• _What is needed_:
Look through the data below and return each line where "title" appears.

(Items from a dataset)
---------------
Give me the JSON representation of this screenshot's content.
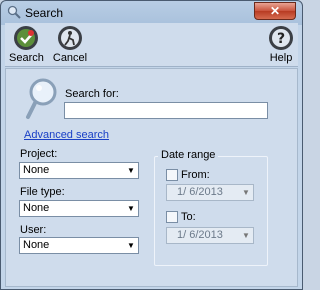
{
  "window": {
    "title": "Search",
    "close_label": "✕"
  },
  "toolbar": {
    "search_label": "Search",
    "cancel_label": "Cancel",
    "help_label": "Help"
  },
  "search": {
    "label": "Search for:",
    "value": "",
    "advanced_link": "Advanced search"
  },
  "project": {
    "label": "Project:",
    "value": "None"
  },
  "file_type": {
    "label": "File type:",
    "value": "None"
  },
  "user": {
    "label": "User:",
    "value": "None"
  },
  "date_range": {
    "title": "Date range",
    "from_label": "From:",
    "from_value": "1/ 6/2013",
    "to_label": "To:",
    "to_value": "1/ 6/2013"
  },
  "colors": {
    "accent": "#1a40c6",
    "window_bg": "#cfdcec",
    "close": "#c9523b"
  }
}
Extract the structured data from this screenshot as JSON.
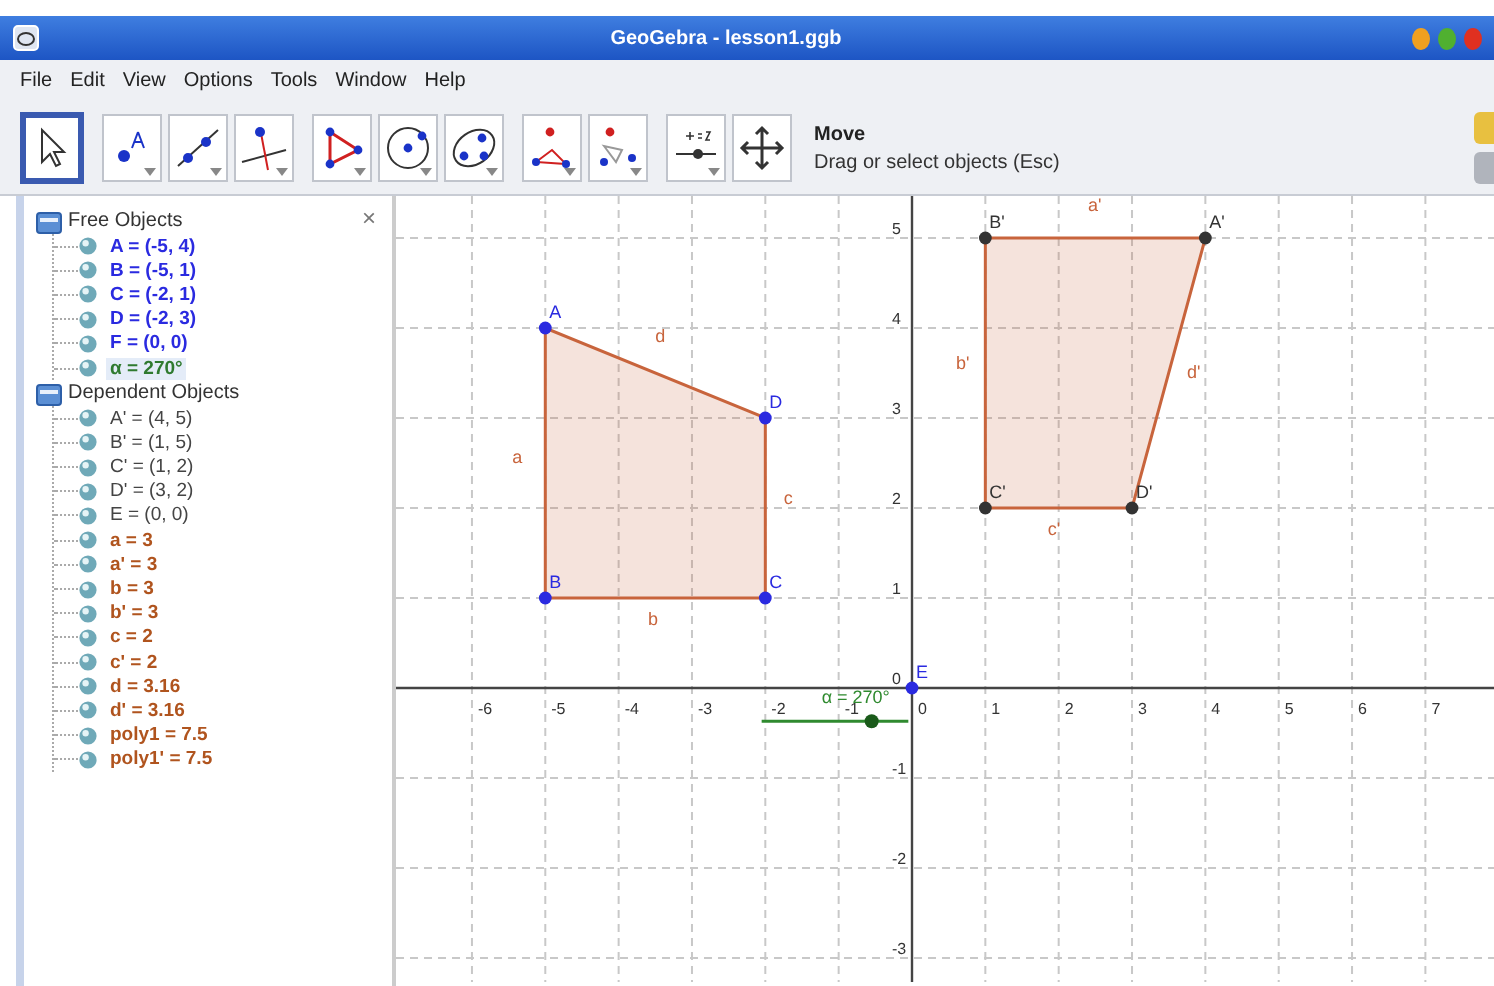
{
  "window": {
    "title": "GeoGebra - lesson1.ggb"
  },
  "menu": [
    "File",
    "Edit",
    "View",
    "Options",
    "Tools",
    "Window",
    "Help"
  ],
  "toolbar": {
    "tools": [
      {
        "kind": "move",
        "selected": true
      },
      {
        "kind": "point",
        "selected": false
      },
      {
        "kind": "line",
        "selected": false
      },
      {
        "kind": "perpendicular",
        "selected": false
      },
      {
        "kind": "polygon",
        "selected": false
      },
      {
        "kind": "circle",
        "selected": false
      },
      {
        "kind": "conic",
        "selected": false
      },
      {
        "kind": "reflect",
        "selected": false
      },
      {
        "kind": "dilate",
        "selected": false
      },
      {
        "kind": "slider",
        "selected": false
      },
      {
        "kind": "pan",
        "selected": false
      }
    ],
    "tool_name": "Move",
    "tool_help": "Drag or select objects (Esc)"
  },
  "algebra": {
    "close": "×",
    "groups": [
      {
        "label": "Free Objects",
        "children": [
          {
            "text": "A = (-5, 4)",
            "color": "#2a2ae0",
            "selected": false
          },
          {
            "text": "B = (-5, 1)",
            "color": "#2a2ae0",
            "selected": false
          },
          {
            "text": "C = (-2, 1)",
            "color": "#2a2ae0",
            "selected": false
          },
          {
            "text": "D = (-2, 3)",
            "color": "#2a2ae0",
            "selected": false
          },
          {
            "text": "F = (0, 0)",
            "color": "#2a2ae0",
            "selected": false
          },
          {
            "text": "α = 270°",
            "color": "#2f7a2f",
            "selected": true
          }
        ]
      },
      {
        "label": "Dependent Objects",
        "children": [
          {
            "text": "A' = (4, 5)",
            "color": "#444444",
            "selected": false
          },
          {
            "text": "B' = (1, 5)",
            "color": "#444444",
            "selected": false
          },
          {
            "text": "C' = (1, 2)",
            "color": "#444444",
            "selected": false
          },
          {
            "text": "D' = (3, 2)",
            "color": "#444444",
            "selected": false
          },
          {
            "text": "E = (0, 0)",
            "color": "#444444",
            "selected": false
          },
          {
            "text": "a = 3",
            "color": "#b0541e",
            "selected": false
          },
          {
            "text": "a' = 3",
            "color": "#b0541e",
            "selected": false
          },
          {
            "text": "b = 3",
            "color": "#b0541e",
            "selected": false
          },
          {
            "text": "b' = 3",
            "color": "#b0541e",
            "selected": false
          },
          {
            "text": "c = 2",
            "color": "#b0541e",
            "selected": false
          },
          {
            "text": "c' = 2",
            "color": "#b0541e",
            "selected": false
          },
          {
            "text": "d = 3.16",
            "color": "#b0541e",
            "selected": false
          },
          {
            "text": "d' = 3.16",
            "color": "#b0541e",
            "selected": false
          },
          {
            "text": "poly1 = 7.5",
            "color": "#b0541e",
            "selected": false
          },
          {
            "text": "poly1' = 7.5",
            "color": "#b0541e",
            "selected": false
          }
        ]
      }
    ]
  },
  "graphics": {
    "x_ticks": [
      "-6",
      "-5",
      "-4",
      "-3",
      "-2",
      "-1",
      "0",
      "1",
      "2",
      "3",
      "4",
      "5",
      "6",
      "7"
    ],
    "y_ticks": [
      "5",
      "4",
      "3",
      "2",
      "1",
      "0",
      "-1",
      "-2",
      "-3"
    ],
    "point_labels": [
      "B'",
      "A'",
      "A",
      "D",
      "C'",
      "D'",
      "B",
      "C",
      "E"
    ],
    "segment_labels": [
      "a'",
      "d",
      "b'",
      "d'",
      "a",
      "c",
      "c'",
      "b"
    ],
    "slider": {
      "label": "α = 270°",
      "level": 0.75
    }
  }
}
---------------
• _Expected answer_:
    "title": "Search",
    "title": "Date range",
    "title": "GeoGebra - lesson1.ggb"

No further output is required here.